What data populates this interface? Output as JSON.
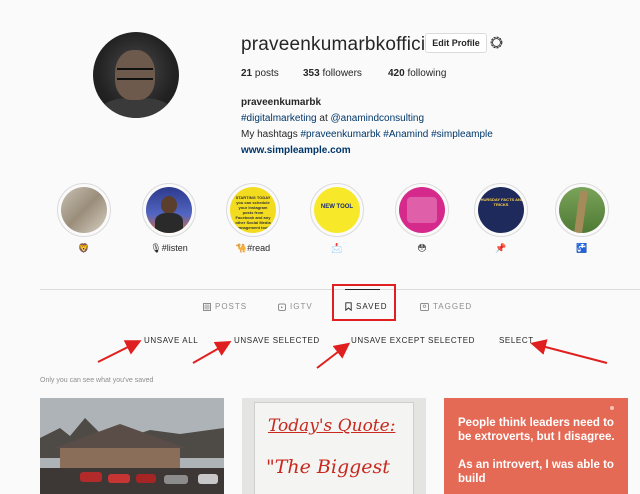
{
  "profile": {
    "username": "praveenkumarbkofficial",
    "edit_label": "Edit Profile",
    "settings_icon": "gear-icon",
    "stats": {
      "posts_count": "21",
      "posts_label": "posts",
      "followers_count": "353",
      "followers_label": "followers",
      "following_count": "420",
      "following_label": "following"
    },
    "bio": {
      "name": "praveenkumarbk",
      "line1_tag": "#digitalmarketing",
      "line1_at": "at",
      "line1_handle": "@anamindconsulting",
      "line2_prefix": "My hashtags",
      "line2_tags": "#praveenkumarbk #Anamind #simpleample",
      "website": "www.simpleample.com"
    }
  },
  "highlights": [
    {
      "label": "🦁"
    },
    {
      "label": "🎙#listen"
    },
    {
      "label": "🐪#read"
    },
    {
      "label": "📩"
    },
    {
      "label": "😳"
    },
    {
      "label": "📌"
    },
    {
      "label": "🚰"
    }
  ],
  "highlight_text": {
    "h3": "STARTING TODAY you can schedule your Instagram posts from Facebook and any other Social Media management tools",
    "h4": "NEW TOOL",
    "h6": "THURSDAY FACTS AND TRICKS"
  },
  "tabs": [
    {
      "label": "POSTS",
      "icon": "grid-icon"
    },
    {
      "label": "IGTV",
      "icon": "igtv-icon"
    },
    {
      "label": "SAVED",
      "icon": "bookmark-icon"
    },
    {
      "label": "TAGGED",
      "icon": "tagged-icon"
    }
  ],
  "actions": {
    "unsave_all": "UNSAVE ALL",
    "unsave_selected": "UNSAVE SELECTED",
    "unsave_except": "UNSAVE EXCEPT SELECTED",
    "select": "SELECT"
  },
  "saved_note": "Only you can see what you've saved",
  "posts": {
    "p2_line1": "Today's Quote:",
    "p2_line2": "\"The Biggest",
    "p3_quote": "People think leaders need to be extroverts, but I disagree.\n\nAs an introvert, I was able to build"
  },
  "colors": {
    "annotation_red": "#e02020",
    "link_blue": "#00376b",
    "muted_gray": "#8e8e8e"
  }
}
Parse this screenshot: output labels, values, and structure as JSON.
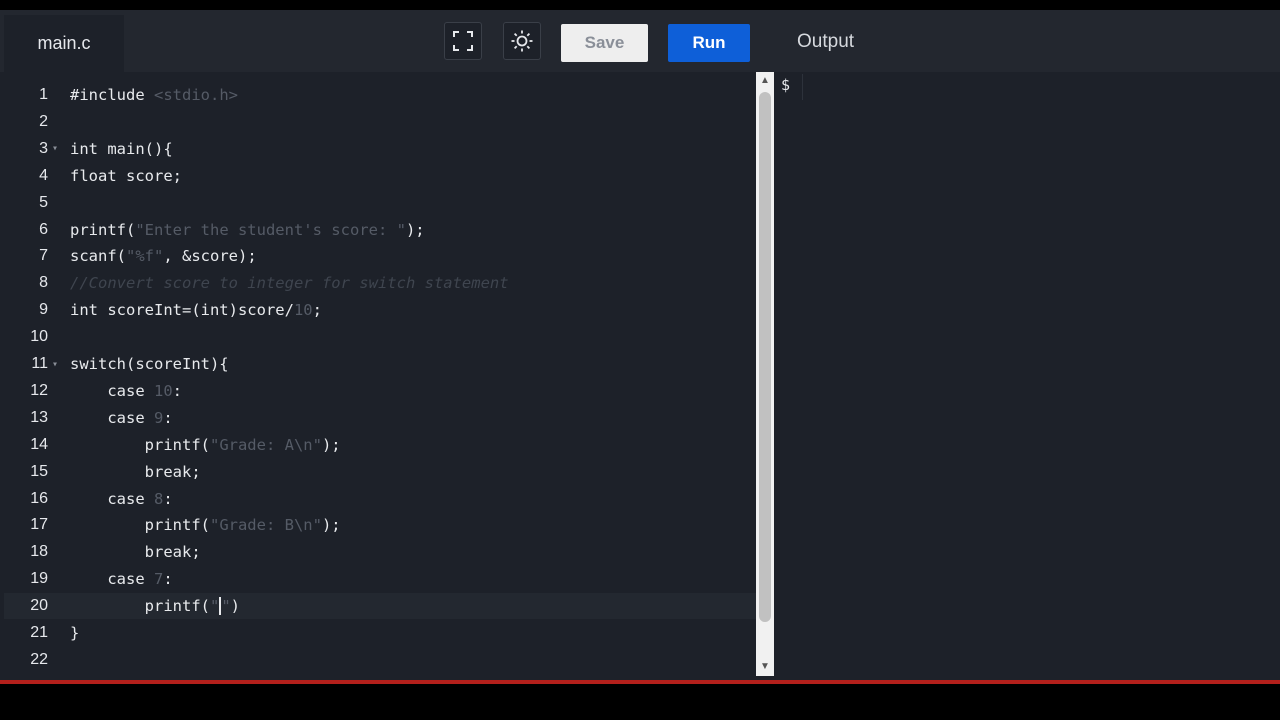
{
  "editor_tab": {
    "filename": "main.c"
  },
  "toolbar": {
    "fullscreen_icon": "expand-icon",
    "theme_icon": "sun-icon",
    "save_label": "Save",
    "run_label": "Run"
  },
  "output": {
    "title": "Output",
    "prompt": "$"
  },
  "code": {
    "lines": [
      {
        "num": "1",
        "text": "#include <stdio.h>"
      },
      {
        "num": "2",
        "text": ""
      },
      {
        "num": "3",
        "text": "int main(){"
      },
      {
        "num": "4",
        "text": "float score;"
      },
      {
        "num": "5",
        "text": ""
      },
      {
        "num": "6",
        "text": "printf(\"Enter the student's score: \");"
      },
      {
        "num": "7",
        "text": "scanf(\"%f\", &score);"
      },
      {
        "num": "8",
        "text": "//Convert score to integer for switch statement"
      },
      {
        "num": "9",
        "text": "int scoreInt=(int)score/10;"
      },
      {
        "num": "10",
        "text": ""
      },
      {
        "num": "11",
        "text": "switch(scoreInt){"
      },
      {
        "num": "12",
        "text": "    case 10:"
      },
      {
        "num": "13",
        "text": "    case 9:"
      },
      {
        "num": "14",
        "text": "        printf(\"Grade: A\\n\");"
      },
      {
        "num": "15",
        "text": "        break;"
      },
      {
        "num": "16",
        "text": "    case 8:"
      },
      {
        "num": "17",
        "text": "        printf(\"Grade: B\\n\");"
      },
      {
        "num": "18",
        "text": "        break;"
      },
      {
        "num": "19",
        "text": "    case 7:"
      },
      {
        "num": "20",
        "text": "        printf(\"\")"
      },
      {
        "num": "21",
        "text": "}"
      },
      {
        "num": "22",
        "text": ""
      }
    ]
  },
  "colors": {
    "accent": "#0e5fd8",
    "background": "#1d2129"
  }
}
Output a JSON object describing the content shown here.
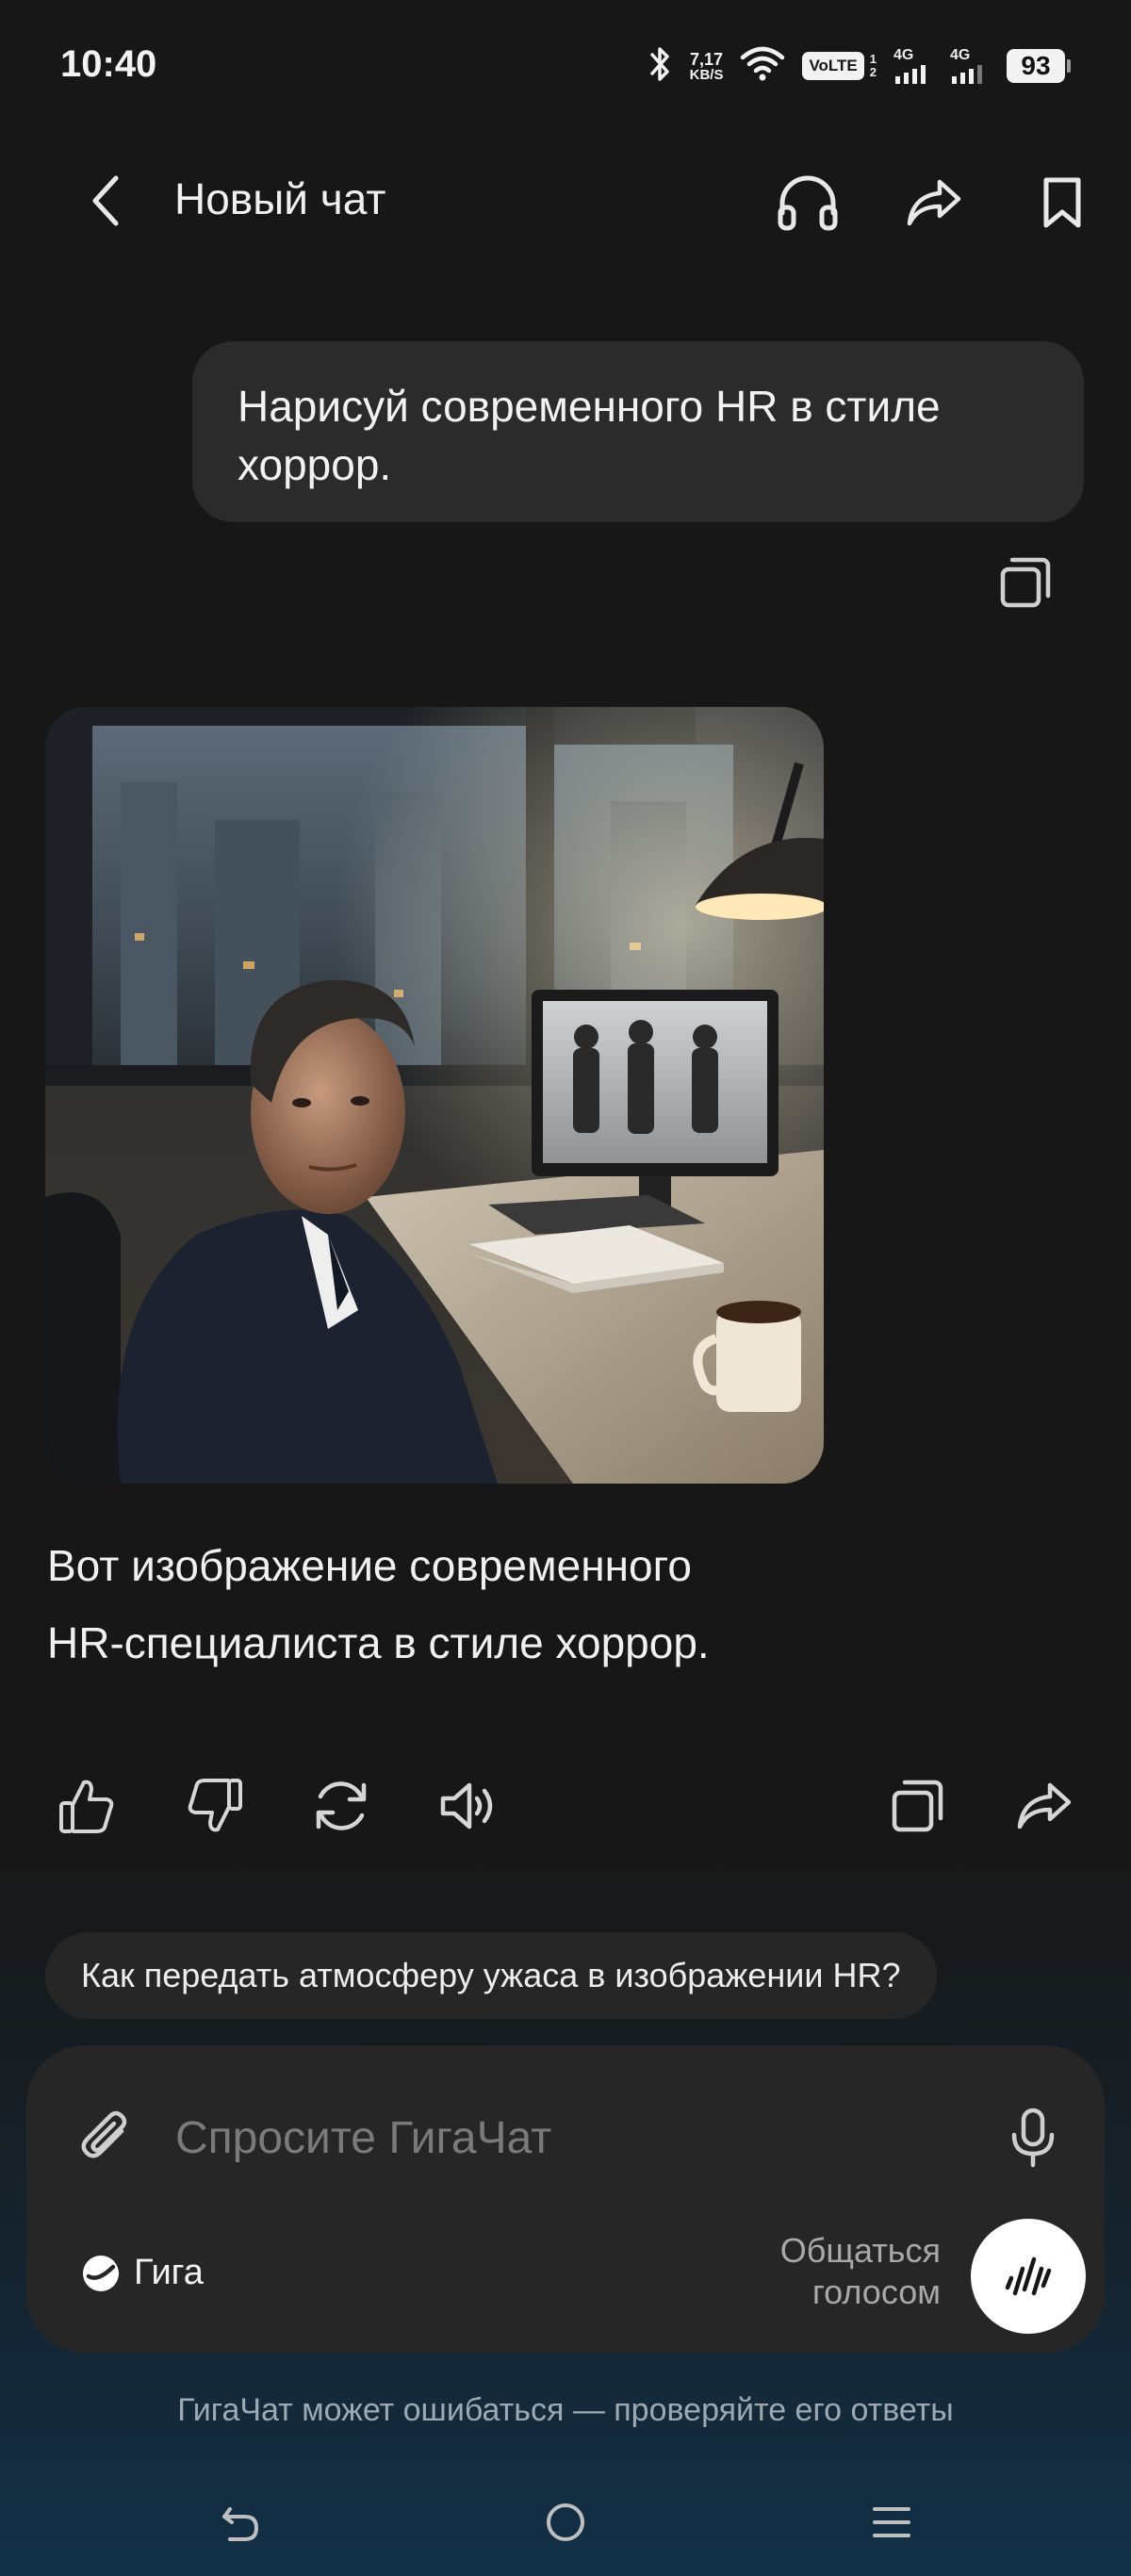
{
  "status_bar": {
    "time": "10:40",
    "speed_value": "7,17",
    "speed_unit": "KB/S",
    "volte": "VoLTE",
    "sim1": "1",
    "sim2": "2",
    "net1": "4G",
    "net2": "4G",
    "battery": "93"
  },
  "header": {
    "title": "Новый чат",
    "icons": [
      "back-arrow-icon",
      "headphones-icon",
      "share-icon",
      "bookmark-icon"
    ]
  },
  "user_message": {
    "text": "Нарисуй современного HR в стиле хоррор."
  },
  "assistant_message": {
    "image": "generated-hr-horror-image",
    "line1": "Вот изображение современного",
    "line2": "HR-специалиста в стиле хоррор."
  },
  "actions": [
    "thumbs-up-icon",
    "thumbs-down-icon",
    "regenerate-icon",
    "speaker-icon",
    "copy-icon",
    "share-icon"
  ],
  "suggestion": {
    "text": "Как передать атмосферу ужаса в изображении HR?"
  },
  "composer": {
    "placeholder": "Спросите ГигаЧат",
    "model_label": "Гига",
    "voice_line1": "Общаться",
    "voice_line2": "голосом"
  },
  "disclaimer": "ГигаЧат может ошибаться — проверяйте его ответы",
  "colors": {
    "background": "#171717",
    "bubble": "#2b2b2b",
    "composer": "#262626",
    "voice_button": "#ffffff"
  }
}
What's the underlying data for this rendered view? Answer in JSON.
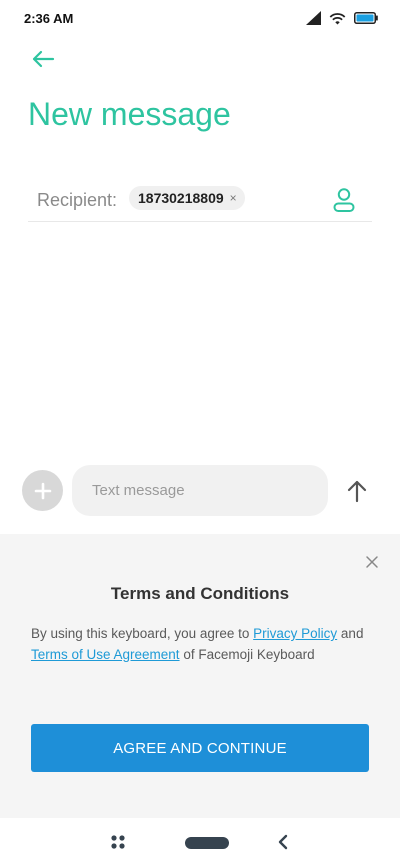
{
  "status_bar": {
    "time": "2:36 AM",
    "icons": [
      "signal-icon",
      "wifi-icon",
      "battery-icon"
    ]
  },
  "header": {
    "back_icon": "arrow-left-icon",
    "title": "New message"
  },
  "recipient": {
    "label": "Recipient:",
    "chips": [
      {
        "value": "18730218809",
        "remove_glyph": "×"
      }
    ],
    "contacts_icon": "person-icon"
  },
  "compose": {
    "add_icon": "plus-icon",
    "input_value": "",
    "placeholder": "Text message",
    "send_icon": "arrow-up-icon"
  },
  "terms": {
    "close_icon": "close-icon",
    "title": "Terms and Conditions",
    "body_prefix": "By using this keyboard, you agree to ",
    "privacy_link": "Privacy Policy",
    "body_and": " and ",
    "terms_link": "Terms of Use Agreement",
    "body_suffix": " of Facemoji Keyboard",
    "agree_button": "AGREE AND CONTINUE"
  },
  "nav_bar": {
    "icons": [
      "menu-icon",
      "home-pill-icon",
      "back-chevron-icon"
    ]
  },
  "colors": {
    "accent": "#2ec4a0",
    "link": "#1e9ad6",
    "button": "#1e8fd8",
    "panel_bg": "#f5f5f5"
  }
}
=-=-=-=-=
Quote the records above in full, dropping each picture.

■ Result:
What data populates this interface? Output as JSON.
{
  "profile": {
    "username": "praveenkumarbkofficial",
    "edit_label": "Edit Profile",
    "settings_icon": "gear-icon",
    "stats": {
      "posts_count": "21",
      "posts_label": "posts",
      "followers_count": "353",
      "followers_label": "followers",
      "following_count": "420",
      "following_label": "following"
    },
    "bio": {
      "name": "praveenkumarbk",
      "line1_tag": "#digitalmarketing",
      "line1_at": "at",
      "line1_handle": "@anamindconsulting",
      "line2_prefix": "My hashtags",
      "line2_tags": "#praveenkumarbk #Anamind #simpleample",
      "website": "www.simpleample.com"
    }
  },
  "highlights": [
    {
      "label": "🦁"
    },
    {
      "label": "🎙#listen"
    },
    {
      "label": "🐪#read"
    },
    {
      "label": "📩"
    },
    {
      "label": "😳"
    },
    {
      "label": "📌"
    },
    {
      "label": "🚰"
    }
  ],
  "highlight_text": {
    "h3": "STARTING TODAY you can schedule your Instagram posts from Facebook and any other Social Media management tools",
    "h4": "NEW TOOL",
    "h6": "THURSDAY FACTS AND TRICKS"
  },
  "tabs": [
    {
      "label": "POSTS",
      "icon": "grid-icon"
    },
    {
      "label": "IGTV",
      "icon": "igtv-icon"
    },
    {
      "label": "SAVED",
      "icon": "bookmark-icon"
    },
    {
      "label": "TAGGED",
      "icon": "tagged-icon"
    }
  ],
  "actions": {
    "unsave_all": "UNSAVE ALL",
    "unsave_selected": "UNSAVE SELECTED",
    "unsave_except": "UNSAVE EXCEPT SELECTED",
    "select": "SELECT"
  },
  "saved_note": "Only you can see what you've saved",
  "posts": {
    "p2_line1": "Today's Quote:",
    "p2_line2": "\"The Biggest",
    "p3_quote": "People think leaders need to be extroverts, but I disagree.\n\nAs an introvert, I was able to build"
  },
  "colors": {
    "annotation_red": "#e02020",
    "link_blue": "#00376b",
    "muted_gray": "#8e8e8e"
  }
}
Parse this screenshot: output labels, values, and structure as JSON.
{
  "editor_tab": {
    "filename": "main.c"
  },
  "toolbar": {
    "fullscreen_icon": "expand-icon",
    "theme_icon": "sun-icon",
    "save_label": "Save",
    "run_label": "Run"
  },
  "output": {
    "title": "Output",
    "prompt": "$"
  },
  "code": {
    "lines": [
      {
        "num": "1",
        "text": "#include <stdio.h>"
      },
      {
        "num": "2",
        "text": ""
      },
      {
        "num": "3",
        "text": "int main(){"
      },
      {
        "num": "4",
        "text": "float score;"
      },
      {
        "num": "5",
        "text": ""
      },
      {
        "num": "6",
        "text": "printf(\"Enter the student's score: \");"
      },
      {
        "num": "7",
        "text": "scanf(\"%f\", &score);"
      },
      {
        "num": "8",
        "text": "//Convert score to integer for switch statement"
      },
      {
        "num": "9",
        "text": "int scoreInt=(int)score/10;"
      },
      {
        "num": "10",
        "text": ""
      },
      {
        "num": "11",
        "text": "switch(scoreInt){"
      },
      {
        "num": "12",
        "text": "    case 10:"
      },
      {
        "num": "13",
        "text": "    case 9:"
      },
      {
        "num": "14",
        "text": "        printf(\"Grade: A\\n\");"
      },
      {
        "num": "15",
        "text": "        break;"
      },
      {
        "num": "16",
        "text": "    case 8:"
      },
      {
        "num": "17",
        "text": "        printf(\"Grade: B\\n\");"
      },
      {
        "num": "18",
        "text": "        break;"
      },
      {
        "num": "19",
        "text": "    case 7:"
      },
      {
        "num": "20",
        "text": "        printf(\"\")"
      },
      {
        "num": "21",
        "text": "}"
      },
      {
        "num": "22",
        "text": ""
      }
    ]
  },
  "colors": {
    "accent": "#0e5fd8",
    "background": "#1d2129"
  }
}
Output a JSON object describing the content shown here.
{
  "status_bar": {
    "time": "10:40",
    "speed_value": "7,17",
    "speed_unit": "KB/S",
    "volte": "VoLTE",
    "sim1": "1",
    "sim2": "2",
    "net1": "4G",
    "net2": "4G",
    "battery": "93"
  },
  "header": {
    "title": "Новый чат",
    "icons": [
      "back-arrow-icon",
      "headphones-icon",
      "share-icon",
      "bookmark-icon"
    ]
  },
  "user_message": {
    "text": "Нарисуй современного HR в стиле хоррор."
  },
  "assistant_message": {
    "image": "generated-hr-horror-image",
    "line1": "Вот изображение современного",
    "line2": "HR-специалиста в стиле хоррор."
  },
  "actions": [
    "thumbs-up-icon",
    "thumbs-down-icon",
    "regenerate-icon",
    "speaker-icon",
    "copy-icon",
    "share-icon"
  ],
  "suggestion": {
    "text": "Как передать атмосферу ужаса в изображении HR?"
  },
  "composer": {
    "placeholder": "Спросите ГигаЧат",
    "model_label": "Гига",
    "voice_line1": "Общаться",
    "voice_line2": "голосом"
  },
  "disclaimer": "ГигаЧат может ошибаться — проверяйте его ответы",
  "colors": {
    "background": "#171717",
    "bubble": "#2b2b2b",
    "composer": "#262626",
    "voice_button": "#ffffff"
  }
}
What's the underlying data for this rendered view? Answer in JSON.
{
  "status_bar": {
    "time": "2:36 AM",
    "icons": [
      "signal-icon",
      "wifi-icon",
      "battery-icon"
    ]
  },
  "header": {
    "back_icon": "arrow-left-icon",
    "title": "New message"
  },
  "recipient": {
    "label": "Recipient:",
    "chips": [
      {
        "value": "18730218809",
        "remove_glyph": "×"
      }
    ],
    "contacts_icon": "person-icon"
  },
  "compose": {
    "add_icon": "plus-icon",
    "input_value": "",
    "placeholder": "Text message",
    "send_icon": "arrow-up-icon"
  },
  "terms": {
    "close_icon": "close-icon",
    "title": "Terms and Conditions",
    "body_prefix": "By using this keyboard, you agree to ",
    "privacy_link": "Privacy Policy",
    "body_and": " and ",
    "terms_link": "Terms of Use Agreement",
    "body_suffix": " of Facemoji Keyboard",
    "agree_button": "AGREE AND CONTINUE"
  },
  "nav_bar": {
    "icons": [
      "menu-icon",
      "home-pill-icon",
      "back-chevron-icon"
    ]
  },
  "colors": {
    "accent": "#2ec4a0",
    "link": "#1e9ad6",
    "button": "#1e8fd8",
    "panel_bg": "#f5f5f5"
  }
}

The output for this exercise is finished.